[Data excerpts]
· · · ·

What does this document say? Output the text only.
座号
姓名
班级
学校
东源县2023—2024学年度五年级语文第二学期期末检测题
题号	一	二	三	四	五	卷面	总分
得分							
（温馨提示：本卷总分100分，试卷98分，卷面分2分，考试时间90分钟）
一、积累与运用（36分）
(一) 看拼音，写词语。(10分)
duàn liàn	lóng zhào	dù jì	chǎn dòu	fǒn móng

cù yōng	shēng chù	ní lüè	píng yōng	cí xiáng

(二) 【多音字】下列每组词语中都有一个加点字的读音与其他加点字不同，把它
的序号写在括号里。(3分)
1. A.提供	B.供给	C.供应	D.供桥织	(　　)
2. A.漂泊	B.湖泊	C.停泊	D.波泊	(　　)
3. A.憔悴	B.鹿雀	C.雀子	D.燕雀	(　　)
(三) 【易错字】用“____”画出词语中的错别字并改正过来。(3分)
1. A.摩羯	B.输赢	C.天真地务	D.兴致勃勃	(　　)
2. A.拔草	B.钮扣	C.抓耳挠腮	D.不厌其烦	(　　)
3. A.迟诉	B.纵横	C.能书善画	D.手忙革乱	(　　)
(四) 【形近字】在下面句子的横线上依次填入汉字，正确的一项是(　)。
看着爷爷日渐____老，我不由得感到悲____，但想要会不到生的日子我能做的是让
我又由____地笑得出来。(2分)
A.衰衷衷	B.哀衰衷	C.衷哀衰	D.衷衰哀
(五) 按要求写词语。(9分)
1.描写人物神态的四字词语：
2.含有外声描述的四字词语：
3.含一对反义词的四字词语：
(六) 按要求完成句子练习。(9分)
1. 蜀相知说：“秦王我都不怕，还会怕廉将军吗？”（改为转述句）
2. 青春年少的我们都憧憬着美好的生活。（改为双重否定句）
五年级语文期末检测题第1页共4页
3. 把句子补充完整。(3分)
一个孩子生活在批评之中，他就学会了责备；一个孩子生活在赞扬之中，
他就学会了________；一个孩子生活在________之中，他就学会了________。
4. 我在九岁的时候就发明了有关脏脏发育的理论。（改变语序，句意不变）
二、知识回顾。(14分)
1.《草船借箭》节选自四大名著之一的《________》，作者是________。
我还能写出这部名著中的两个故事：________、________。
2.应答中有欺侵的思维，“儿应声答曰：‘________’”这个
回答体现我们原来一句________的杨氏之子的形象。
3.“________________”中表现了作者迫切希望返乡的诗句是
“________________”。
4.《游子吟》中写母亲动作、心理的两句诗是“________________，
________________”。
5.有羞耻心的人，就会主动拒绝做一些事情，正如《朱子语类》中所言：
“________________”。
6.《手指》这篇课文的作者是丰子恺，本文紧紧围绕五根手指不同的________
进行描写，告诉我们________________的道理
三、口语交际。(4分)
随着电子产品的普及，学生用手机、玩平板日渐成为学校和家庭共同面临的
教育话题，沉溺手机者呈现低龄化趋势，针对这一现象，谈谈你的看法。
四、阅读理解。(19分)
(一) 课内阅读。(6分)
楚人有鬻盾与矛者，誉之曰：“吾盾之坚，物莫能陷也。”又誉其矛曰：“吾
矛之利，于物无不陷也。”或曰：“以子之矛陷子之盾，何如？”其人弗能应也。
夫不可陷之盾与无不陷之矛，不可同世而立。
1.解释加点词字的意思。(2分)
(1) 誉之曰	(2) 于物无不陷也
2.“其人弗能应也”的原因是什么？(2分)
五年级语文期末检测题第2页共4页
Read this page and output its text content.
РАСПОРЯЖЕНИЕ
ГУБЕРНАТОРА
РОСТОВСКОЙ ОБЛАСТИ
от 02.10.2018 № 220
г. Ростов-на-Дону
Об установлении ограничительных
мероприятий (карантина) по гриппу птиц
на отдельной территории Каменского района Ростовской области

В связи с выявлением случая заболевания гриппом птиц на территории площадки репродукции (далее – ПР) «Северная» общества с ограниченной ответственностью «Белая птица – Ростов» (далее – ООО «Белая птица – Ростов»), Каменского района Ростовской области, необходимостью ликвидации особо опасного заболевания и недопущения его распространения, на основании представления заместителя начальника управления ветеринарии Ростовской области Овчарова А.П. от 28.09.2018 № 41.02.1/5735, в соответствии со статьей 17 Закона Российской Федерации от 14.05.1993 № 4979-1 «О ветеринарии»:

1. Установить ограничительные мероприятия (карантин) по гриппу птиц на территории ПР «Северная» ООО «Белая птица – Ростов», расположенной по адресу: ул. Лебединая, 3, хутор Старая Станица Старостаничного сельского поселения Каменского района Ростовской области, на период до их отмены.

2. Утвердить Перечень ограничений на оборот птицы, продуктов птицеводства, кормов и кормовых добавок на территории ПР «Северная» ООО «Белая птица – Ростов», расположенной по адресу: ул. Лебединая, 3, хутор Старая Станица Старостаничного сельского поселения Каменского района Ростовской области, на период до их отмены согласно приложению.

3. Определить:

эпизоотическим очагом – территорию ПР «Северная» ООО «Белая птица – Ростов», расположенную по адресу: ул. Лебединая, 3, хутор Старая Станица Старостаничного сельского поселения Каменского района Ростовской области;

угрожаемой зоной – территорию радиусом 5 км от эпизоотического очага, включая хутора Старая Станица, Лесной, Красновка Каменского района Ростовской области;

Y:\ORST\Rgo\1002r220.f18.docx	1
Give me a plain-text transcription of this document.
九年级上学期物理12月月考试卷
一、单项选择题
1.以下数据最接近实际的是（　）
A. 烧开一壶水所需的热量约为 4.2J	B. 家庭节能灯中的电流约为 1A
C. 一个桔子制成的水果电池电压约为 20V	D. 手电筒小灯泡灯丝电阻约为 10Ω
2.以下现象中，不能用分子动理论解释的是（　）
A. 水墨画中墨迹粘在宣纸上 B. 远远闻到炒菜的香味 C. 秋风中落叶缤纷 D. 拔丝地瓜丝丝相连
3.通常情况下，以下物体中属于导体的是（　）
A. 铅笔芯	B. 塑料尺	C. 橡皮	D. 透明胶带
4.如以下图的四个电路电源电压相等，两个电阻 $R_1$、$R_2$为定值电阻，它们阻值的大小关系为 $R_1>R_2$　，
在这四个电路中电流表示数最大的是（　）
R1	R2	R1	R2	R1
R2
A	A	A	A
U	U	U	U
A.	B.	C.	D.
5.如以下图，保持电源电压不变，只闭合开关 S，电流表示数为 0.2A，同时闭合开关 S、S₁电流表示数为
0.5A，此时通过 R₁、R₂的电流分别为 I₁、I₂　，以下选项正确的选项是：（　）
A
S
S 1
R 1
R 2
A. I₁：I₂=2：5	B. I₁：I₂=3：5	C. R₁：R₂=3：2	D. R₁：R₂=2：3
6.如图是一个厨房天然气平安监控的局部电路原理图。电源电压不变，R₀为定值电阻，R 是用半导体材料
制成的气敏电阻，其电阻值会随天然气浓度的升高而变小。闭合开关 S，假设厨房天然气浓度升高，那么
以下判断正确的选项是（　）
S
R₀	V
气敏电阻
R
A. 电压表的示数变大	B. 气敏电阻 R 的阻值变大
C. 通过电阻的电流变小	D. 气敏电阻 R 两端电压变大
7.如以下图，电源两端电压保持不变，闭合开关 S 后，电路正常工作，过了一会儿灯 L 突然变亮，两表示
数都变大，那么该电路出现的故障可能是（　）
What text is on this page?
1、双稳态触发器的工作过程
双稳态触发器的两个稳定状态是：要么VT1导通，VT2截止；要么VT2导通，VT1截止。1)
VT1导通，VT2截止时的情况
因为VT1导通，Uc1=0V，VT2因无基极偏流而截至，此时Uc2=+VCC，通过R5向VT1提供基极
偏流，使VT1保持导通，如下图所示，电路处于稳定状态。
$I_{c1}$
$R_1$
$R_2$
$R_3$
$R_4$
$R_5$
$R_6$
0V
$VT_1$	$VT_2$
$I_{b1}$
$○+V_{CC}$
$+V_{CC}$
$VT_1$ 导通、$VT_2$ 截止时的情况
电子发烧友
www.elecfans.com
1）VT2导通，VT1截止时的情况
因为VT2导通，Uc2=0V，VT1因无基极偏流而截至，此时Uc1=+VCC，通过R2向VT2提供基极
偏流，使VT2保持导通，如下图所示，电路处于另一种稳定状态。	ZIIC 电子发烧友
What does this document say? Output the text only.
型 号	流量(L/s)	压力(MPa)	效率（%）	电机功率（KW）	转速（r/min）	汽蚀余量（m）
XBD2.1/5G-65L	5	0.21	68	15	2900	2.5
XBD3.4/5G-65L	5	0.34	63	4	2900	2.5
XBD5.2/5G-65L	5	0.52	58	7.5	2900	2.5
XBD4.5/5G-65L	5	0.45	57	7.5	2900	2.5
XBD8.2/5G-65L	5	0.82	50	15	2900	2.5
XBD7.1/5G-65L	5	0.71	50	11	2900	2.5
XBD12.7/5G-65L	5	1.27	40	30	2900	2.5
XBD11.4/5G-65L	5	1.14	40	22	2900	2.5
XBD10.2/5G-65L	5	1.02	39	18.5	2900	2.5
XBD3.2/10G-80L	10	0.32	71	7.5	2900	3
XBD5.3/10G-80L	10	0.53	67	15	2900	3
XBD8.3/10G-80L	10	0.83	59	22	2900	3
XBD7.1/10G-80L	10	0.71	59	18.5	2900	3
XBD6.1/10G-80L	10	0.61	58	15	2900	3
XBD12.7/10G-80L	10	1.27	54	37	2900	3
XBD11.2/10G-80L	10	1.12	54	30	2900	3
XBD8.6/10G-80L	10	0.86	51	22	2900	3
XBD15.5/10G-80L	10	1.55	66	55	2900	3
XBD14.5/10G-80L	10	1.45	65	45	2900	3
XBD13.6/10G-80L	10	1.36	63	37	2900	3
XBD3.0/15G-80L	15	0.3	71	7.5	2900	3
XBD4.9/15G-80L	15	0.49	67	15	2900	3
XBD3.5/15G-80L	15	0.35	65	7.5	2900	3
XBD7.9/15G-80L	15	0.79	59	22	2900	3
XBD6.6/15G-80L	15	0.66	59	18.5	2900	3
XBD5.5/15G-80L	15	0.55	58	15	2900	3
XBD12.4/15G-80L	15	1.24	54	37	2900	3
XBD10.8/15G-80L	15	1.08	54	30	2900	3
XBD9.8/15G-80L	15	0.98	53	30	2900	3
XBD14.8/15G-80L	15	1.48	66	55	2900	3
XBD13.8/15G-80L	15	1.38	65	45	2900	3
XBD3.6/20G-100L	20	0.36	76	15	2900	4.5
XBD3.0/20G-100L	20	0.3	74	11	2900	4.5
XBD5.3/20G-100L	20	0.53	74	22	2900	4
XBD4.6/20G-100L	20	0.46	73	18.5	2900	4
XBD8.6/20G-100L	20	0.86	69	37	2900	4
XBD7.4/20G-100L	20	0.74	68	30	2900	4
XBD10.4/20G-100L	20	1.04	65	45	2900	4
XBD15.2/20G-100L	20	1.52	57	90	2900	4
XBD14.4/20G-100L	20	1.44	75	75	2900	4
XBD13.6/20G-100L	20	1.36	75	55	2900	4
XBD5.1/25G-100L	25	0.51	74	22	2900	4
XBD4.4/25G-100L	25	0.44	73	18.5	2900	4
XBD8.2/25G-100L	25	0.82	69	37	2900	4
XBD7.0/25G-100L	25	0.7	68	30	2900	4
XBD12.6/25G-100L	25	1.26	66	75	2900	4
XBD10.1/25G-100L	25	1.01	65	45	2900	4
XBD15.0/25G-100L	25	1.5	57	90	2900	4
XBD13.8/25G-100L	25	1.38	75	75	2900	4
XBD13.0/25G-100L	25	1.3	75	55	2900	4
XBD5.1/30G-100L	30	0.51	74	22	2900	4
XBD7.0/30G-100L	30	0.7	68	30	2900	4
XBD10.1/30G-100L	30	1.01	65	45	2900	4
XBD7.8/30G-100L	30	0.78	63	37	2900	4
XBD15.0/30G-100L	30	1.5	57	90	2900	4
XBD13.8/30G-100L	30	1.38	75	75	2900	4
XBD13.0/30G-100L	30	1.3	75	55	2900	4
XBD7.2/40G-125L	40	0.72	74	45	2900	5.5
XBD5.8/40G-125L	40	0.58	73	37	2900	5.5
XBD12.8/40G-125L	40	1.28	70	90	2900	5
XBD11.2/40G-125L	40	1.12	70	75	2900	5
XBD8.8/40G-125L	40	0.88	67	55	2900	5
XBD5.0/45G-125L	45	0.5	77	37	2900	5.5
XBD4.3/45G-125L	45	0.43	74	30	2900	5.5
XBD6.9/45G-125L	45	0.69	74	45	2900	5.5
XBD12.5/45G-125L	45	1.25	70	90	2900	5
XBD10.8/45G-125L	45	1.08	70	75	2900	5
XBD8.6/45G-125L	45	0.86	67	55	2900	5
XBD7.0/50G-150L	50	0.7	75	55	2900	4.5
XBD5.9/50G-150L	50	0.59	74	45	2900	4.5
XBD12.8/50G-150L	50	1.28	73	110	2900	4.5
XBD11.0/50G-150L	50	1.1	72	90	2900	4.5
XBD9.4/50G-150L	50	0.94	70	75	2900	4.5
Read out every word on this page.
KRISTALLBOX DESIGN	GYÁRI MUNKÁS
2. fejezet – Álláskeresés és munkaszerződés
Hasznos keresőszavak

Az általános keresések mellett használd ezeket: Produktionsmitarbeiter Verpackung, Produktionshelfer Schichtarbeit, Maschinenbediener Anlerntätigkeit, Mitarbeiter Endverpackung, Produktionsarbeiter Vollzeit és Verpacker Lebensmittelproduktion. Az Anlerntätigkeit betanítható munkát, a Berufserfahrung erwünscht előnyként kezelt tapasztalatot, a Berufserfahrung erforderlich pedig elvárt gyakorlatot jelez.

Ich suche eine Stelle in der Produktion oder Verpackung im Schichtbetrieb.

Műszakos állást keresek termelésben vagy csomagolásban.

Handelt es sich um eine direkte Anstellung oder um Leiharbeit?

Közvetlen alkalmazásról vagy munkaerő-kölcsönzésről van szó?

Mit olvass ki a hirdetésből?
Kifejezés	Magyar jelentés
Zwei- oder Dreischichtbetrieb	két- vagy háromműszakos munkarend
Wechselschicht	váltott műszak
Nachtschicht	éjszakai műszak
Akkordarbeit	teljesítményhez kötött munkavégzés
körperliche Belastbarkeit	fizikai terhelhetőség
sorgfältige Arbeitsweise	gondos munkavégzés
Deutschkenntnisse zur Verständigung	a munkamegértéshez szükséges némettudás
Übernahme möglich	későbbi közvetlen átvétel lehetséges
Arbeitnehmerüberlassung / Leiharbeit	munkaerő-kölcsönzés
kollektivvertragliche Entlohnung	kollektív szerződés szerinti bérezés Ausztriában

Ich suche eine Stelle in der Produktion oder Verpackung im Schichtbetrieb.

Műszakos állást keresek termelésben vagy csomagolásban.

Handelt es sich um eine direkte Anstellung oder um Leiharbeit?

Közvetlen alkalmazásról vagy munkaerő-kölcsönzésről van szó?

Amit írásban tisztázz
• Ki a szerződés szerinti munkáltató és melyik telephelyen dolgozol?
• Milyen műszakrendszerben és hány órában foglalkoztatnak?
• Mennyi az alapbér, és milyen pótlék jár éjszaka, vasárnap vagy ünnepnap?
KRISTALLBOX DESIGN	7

· · · ·

## The problem
Only lines holding the string "поселения" are wanted; gather each one from the entries above.

## Output below
1. Установить ограничительные мероприятия (карантин) по гриппу птиц на территории ПР «Северная» ООО «Белая птица – Ростов», расположенной по адресу: ул. Лебединая, 3, хутор Старая Станица Старостаничного сельского поселения Каменского района Ростовской области, на период до их отмены.
2. Утвердить Перечень ограничений на оборот птицы, продуктов птицеводства, кормов и кормовых добавок на территории ПР «Северная» ООО «Белая птица – Ростов», расположенной по адресу: ул. Лебединая, 3, хутор Старая Станица Старостаничного сельского поселения Каменского района Ростовской области, на период до их отмены согласно приложению.
эпизоотическим очагом – территорию ПР «Северная» ООО «Белая птица – Ростов», расположенную по адресу: ул. Лебединая, 3, хутор Старая Станица Старостаничного сельского поселения Каменского района Ростовской области;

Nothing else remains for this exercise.